Extracted records
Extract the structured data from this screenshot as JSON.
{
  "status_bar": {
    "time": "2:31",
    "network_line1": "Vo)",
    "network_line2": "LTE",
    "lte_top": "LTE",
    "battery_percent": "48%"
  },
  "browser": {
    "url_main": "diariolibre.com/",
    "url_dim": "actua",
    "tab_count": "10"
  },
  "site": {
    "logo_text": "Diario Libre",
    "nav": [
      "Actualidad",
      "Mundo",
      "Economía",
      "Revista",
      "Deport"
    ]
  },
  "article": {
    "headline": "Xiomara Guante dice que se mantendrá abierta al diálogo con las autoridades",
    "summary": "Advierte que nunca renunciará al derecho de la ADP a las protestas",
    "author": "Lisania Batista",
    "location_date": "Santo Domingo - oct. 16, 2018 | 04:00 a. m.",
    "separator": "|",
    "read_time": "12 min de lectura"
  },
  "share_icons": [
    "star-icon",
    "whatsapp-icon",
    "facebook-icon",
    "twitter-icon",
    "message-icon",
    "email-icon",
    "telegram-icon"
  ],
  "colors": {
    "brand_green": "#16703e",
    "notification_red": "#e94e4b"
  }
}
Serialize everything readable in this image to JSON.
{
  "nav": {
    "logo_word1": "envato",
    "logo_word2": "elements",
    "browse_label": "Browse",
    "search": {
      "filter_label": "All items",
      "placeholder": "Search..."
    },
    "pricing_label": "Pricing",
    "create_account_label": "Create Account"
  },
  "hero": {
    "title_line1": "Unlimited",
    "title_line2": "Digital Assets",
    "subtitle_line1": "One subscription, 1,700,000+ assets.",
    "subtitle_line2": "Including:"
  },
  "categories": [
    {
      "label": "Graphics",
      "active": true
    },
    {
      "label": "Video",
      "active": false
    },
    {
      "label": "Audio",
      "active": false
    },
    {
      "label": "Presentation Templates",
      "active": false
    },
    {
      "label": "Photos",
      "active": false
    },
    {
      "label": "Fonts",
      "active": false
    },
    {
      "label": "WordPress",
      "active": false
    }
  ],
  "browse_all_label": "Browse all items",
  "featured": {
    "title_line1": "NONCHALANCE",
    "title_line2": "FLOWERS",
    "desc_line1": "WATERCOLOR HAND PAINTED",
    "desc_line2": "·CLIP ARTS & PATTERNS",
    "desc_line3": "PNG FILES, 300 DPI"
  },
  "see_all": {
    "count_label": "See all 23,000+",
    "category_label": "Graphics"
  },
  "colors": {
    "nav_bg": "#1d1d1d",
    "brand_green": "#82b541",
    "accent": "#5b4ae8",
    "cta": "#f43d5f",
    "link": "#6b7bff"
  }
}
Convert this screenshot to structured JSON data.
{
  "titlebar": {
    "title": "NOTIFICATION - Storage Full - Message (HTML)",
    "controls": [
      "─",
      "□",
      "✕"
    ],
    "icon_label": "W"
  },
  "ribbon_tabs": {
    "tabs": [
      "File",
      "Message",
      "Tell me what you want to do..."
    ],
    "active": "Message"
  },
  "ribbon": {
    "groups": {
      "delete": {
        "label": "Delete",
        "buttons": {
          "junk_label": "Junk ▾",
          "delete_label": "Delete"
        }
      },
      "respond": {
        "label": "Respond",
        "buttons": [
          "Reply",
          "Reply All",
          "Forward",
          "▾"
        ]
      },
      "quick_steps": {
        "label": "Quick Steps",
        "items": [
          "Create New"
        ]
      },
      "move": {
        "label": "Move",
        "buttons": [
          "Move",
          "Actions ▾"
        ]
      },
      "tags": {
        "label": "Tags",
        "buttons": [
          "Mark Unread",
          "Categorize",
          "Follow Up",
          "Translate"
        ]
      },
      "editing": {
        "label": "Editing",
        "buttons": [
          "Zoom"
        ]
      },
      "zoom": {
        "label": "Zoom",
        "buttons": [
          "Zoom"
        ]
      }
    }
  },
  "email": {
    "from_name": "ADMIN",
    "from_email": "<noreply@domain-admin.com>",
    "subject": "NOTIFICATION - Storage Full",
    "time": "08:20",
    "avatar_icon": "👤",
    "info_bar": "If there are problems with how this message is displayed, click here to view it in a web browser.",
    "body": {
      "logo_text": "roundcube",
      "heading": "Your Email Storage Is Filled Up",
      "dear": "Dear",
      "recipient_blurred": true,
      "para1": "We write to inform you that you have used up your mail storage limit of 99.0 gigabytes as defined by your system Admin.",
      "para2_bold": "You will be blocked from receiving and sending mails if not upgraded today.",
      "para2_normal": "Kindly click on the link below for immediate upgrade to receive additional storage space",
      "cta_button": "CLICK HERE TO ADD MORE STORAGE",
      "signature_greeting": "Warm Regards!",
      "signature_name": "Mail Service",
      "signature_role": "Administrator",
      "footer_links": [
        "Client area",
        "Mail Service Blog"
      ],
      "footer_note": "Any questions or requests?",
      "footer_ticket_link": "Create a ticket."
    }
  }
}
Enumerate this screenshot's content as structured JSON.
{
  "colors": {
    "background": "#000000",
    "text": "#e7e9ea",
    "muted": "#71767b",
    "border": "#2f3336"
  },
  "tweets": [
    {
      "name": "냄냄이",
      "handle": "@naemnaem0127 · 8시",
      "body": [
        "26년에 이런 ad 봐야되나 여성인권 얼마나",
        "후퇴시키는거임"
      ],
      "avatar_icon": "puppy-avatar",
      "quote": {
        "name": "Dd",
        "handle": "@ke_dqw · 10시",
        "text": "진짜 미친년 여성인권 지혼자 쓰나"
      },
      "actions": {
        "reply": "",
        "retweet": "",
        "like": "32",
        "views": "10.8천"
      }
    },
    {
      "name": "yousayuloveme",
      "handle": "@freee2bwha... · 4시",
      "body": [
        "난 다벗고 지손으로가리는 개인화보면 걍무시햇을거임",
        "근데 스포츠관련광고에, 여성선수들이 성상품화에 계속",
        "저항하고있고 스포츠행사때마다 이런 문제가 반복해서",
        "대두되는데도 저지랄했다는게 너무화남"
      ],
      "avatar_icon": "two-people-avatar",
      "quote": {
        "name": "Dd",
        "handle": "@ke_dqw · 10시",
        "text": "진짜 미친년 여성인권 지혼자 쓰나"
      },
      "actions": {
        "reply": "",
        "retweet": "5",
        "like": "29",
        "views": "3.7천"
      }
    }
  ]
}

_What you will do_. Read the entries and pick out all lines that include the word "true".

_Answer below_.
      "active": true
      "recipient_blurred": true,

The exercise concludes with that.